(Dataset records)
----

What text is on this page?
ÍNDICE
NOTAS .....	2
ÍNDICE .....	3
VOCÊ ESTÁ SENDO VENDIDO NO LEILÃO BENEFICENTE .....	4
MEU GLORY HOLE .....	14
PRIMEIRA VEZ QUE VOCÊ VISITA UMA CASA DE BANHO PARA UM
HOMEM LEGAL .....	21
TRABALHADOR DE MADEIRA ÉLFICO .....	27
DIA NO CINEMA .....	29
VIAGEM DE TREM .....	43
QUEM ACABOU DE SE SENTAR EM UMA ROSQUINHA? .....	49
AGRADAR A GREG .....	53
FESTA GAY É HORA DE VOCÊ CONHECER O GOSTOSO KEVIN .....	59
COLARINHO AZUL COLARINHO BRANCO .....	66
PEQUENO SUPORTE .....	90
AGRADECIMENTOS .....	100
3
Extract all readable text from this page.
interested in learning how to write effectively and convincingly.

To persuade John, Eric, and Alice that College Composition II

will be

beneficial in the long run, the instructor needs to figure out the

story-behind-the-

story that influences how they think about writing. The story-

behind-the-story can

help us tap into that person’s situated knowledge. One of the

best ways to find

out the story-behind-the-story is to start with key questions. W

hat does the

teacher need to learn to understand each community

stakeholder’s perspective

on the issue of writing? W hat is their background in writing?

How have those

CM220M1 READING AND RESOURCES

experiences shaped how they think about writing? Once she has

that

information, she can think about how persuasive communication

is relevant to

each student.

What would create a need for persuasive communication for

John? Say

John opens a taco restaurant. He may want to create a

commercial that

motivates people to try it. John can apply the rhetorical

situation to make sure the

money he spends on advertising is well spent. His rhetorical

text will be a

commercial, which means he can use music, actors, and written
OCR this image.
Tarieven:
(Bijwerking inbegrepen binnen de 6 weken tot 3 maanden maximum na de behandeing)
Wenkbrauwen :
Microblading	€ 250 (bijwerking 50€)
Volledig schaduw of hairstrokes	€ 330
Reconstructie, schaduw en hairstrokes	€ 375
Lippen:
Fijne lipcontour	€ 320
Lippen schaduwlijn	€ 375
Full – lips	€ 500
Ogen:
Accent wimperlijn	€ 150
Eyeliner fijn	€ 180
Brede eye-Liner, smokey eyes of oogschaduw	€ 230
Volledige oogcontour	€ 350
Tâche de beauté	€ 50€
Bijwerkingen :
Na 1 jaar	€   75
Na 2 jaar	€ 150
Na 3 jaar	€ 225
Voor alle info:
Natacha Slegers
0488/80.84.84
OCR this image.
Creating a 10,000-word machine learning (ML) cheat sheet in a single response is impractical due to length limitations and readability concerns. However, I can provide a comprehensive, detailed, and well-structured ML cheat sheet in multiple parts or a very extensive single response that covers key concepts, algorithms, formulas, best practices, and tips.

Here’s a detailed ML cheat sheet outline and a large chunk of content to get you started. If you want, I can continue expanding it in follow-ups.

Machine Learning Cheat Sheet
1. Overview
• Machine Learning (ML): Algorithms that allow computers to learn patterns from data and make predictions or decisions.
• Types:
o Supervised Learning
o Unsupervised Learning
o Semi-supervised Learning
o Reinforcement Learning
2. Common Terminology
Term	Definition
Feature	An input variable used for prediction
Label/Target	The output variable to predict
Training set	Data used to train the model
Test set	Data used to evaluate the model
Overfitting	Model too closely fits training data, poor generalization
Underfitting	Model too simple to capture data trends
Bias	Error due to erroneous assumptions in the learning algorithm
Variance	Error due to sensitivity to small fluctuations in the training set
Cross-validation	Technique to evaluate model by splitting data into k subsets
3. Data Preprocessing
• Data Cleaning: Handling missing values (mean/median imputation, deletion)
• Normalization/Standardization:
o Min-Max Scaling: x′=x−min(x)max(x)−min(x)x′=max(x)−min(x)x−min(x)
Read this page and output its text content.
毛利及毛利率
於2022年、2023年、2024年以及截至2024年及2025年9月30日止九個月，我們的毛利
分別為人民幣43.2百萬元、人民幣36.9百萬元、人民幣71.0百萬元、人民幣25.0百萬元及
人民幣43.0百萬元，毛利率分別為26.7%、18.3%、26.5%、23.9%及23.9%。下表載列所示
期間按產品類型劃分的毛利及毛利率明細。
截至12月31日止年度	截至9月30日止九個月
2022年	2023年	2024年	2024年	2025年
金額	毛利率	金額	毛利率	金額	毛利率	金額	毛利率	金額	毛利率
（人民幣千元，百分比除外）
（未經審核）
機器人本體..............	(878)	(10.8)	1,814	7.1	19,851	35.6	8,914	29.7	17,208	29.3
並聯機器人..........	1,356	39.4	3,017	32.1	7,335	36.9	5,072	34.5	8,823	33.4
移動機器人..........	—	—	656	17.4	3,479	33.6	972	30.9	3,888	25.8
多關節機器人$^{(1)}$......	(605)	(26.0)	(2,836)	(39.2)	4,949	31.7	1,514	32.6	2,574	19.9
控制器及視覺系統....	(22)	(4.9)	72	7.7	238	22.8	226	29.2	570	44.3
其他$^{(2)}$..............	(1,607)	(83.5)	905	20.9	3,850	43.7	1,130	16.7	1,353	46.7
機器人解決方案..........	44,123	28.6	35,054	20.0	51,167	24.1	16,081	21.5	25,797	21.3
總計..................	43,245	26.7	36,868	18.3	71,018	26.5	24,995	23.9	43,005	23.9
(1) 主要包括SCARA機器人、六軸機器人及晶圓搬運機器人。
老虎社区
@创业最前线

----

What the exercise asks |
Write out every line of the records exactly.

Complete response |
What text is on this page?
ÍNDICE
NOTAS .....	2
ÍNDICE .....	3
VOCÊ ESTÁ SENDO VENDIDO NO LEILÃO BENEFICENTE .....	4
MEU GLORY HOLE .....	14
PRIMEIRA VEZ QUE VOCÊ VISITA UMA CASA DE BANHO PARA UM
HOMEM LEGAL .....	21
TRABALHADOR DE MADEIRA ÉLFICO .....	27
DIA NO CINEMA .....	29
VIAGEM DE TREM .....	43
QUEM ACABOU DE SE SENTAR EM UMA ROSQUINHA? .....	49
AGRADAR A GREG .....	53
FESTA GAY É HORA DE VOCÊ CONHECER O GOSTOSO KEVIN .....	59
COLARINHO AZUL COLARINHO BRANCO .....	66
PEQUENO SUPORTE .....	90
AGRADECIMENTOS .....	100
3
Extract all readable text from this page.
interested in learning how to write effectively and convincingly.

To persuade John, Eric, and Alice that College Composition II

will be

beneficial in the long run, the instructor needs to figure out the

story-behind-the-

story that influences how they think about writing. The story-

behind-the-story can

help us tap into that person’s situated knowledge. One of the

best ways to find

out the story-behind-the-story is to start with key questions. W

hat does the

teacher need to learn to understand each community

stakeholder’s perspective

on the issue of writing? W hat is their background in writing?

How have those

CM220M1 READING AND RESOURCES

experiences shaped how they think about writing? Once she has

that

information, she can think about how persuasive communication

is relevant to

each student.

What would create a need for persuasive communication for

John? Say

John opens a taco restaurant. He may want to create a

commercial that

motivates people to try it. John can apply the rhetorical

situation to make sure the

money he spends on advertising is well spent. His rhetorical

text will be a

commercial, which means he can use music, actors, and written
OCR this image.
Tarieven:
(Bijwerking inbegrepen binnen de 6 weken tot 3 maanden maximum na de behandeing)
Wenkbrauwen :
Microblading	€ 250 (bijwerking 50€)
Volledig schaduw of hairstrokes	€ 330
Reconstructie, schaduw en hairstrokes	€ 375
Lippen:
Fijne lipcontour	€ 320
Lippen schaduwlijn	€ 375
Full – lips	€ 500
Ogen:
Accent wimperlijn	€ 150
Eyeliner fijn	€ 180
Brede eye-Liner, smokey eyes of oogschaduw	€ 230
Volledige oogcontour	€ 350
Tâche de beauté	€ 50€
Bijwerkingen :
Na 1 jaar	€   75
Na 2 jaar	€ 150
Na 3 jaar	€ 225
Voor alle info:
Natacha Slegers
0488/80.84.84
OCR this image.
Creating a 10,000-word machine learning (ML) cheat sheet in a single response is impractical due to length limitations and readability concerns. However, I can provide a comprehensive, detailed, and well-structured ML cheat sheet in multiple parts or a very extensive single response that covers key concepts, algorithms, formulas, best practices, and tips.

Here’s a detailed ML cheat sheet outline and a large chunk of content to get you started. If you want, I can continue expanding it in follow-ups.

Machine Learning Cheat Sheet
1. Overview
• Machine Learning (ML): Algorithms that allow computers to learn patterns from data and make predictions or decisions.
• Types:
o Supervised Learning
o Unsupervised Learning
o Semi-supervised Learning
o Reinforcement Learning
2. Common Terminology
Term	Definition
Feature	An input variable used for prediction
Label/Target	The output variable to predict
Training set	Data used to train the model
Test set	Data used to evaluate the model
Overfitting	Model too closely fits training data, poor generalization
Underfitting	Model too simple to capture data trends
Bias	Error due to erroneous assumptions in the learning algorithm
Variance	Error due to sensitivity to small fluctuations in the training set
Cross-validation	Technique to evaluate model by splitting data into k subsets
3. Data Preprocessing
• Data Cleaning: Handling missing values (mean/median imputation, deletion)
• Normalization/Standardization:
o Min-Max Scaling: x′=x−min(x)max(x)−min(x)x′=max(x)−min(x)x−min(x)
Read this page and output its text content.
毛利及毛利率
於2022年、2023年、2024年以及截至2024年及2025年9月30日止九個月，我們的毛利
分別為人民幣43.2百萬元、人民幣36.9百萬元、人民幣71.0百萬元、人民幣25.0百萬元及
人民幣43.0百萬元，毛利率分別為26.7%、18.3%、26.5%、23.9%及23.9%。下表載列所示
期間按產品類型劃分的毛利及毛利率明細。
截至12月31日止年度	截至9月30日止九個月
2022年	2023年	2024年	2024年	2025年
金額	毛利率	金額	毛利率	金額	毛利率	金額	毛利率	金額	毛利率
（人民幣千元，百分比除外）
（未經審核）
機器人本體..............	(878)	(10.8)	1,814	7.1	19,851	35.6	8,914	29.7	17,208	29.3
並聯機器人..........	1,356	39.4	3,017	32.1	7,335	36.9	5,072	34.5	8,823	33.4
移動機器人..........	—	—	656	17.4	3,479	33.6	972	30.9	3,888	25.8
多關節機器人$^{(1)}$......	(605)	(26.0)	(2,836)	(39.2)	4,949	31.7	1,514	32.6	2,574	19.9
控制器及視覺系統....	(22)	(4.9)	72	7.7	238	22.8	226	29.2	570	44.3
其他$^{(2)}$..............	(1,607)	(83.5)	905	20.9	3,850	43.7	1,130	16.7	1,353	46.7
機器人解決方案..........	44,123	28.6	35,054	20.0	51,167	24.1	16,081	21.5	25,797	21.3
總計..................	43,245	26.7	36,868	18.3	71,018	26.5	24,995	23.9	43,005	23.9
(1) 主要包括SCARA機器人、六軸機器人及晶圓搬運機器人。
老虎社区
@创业最前线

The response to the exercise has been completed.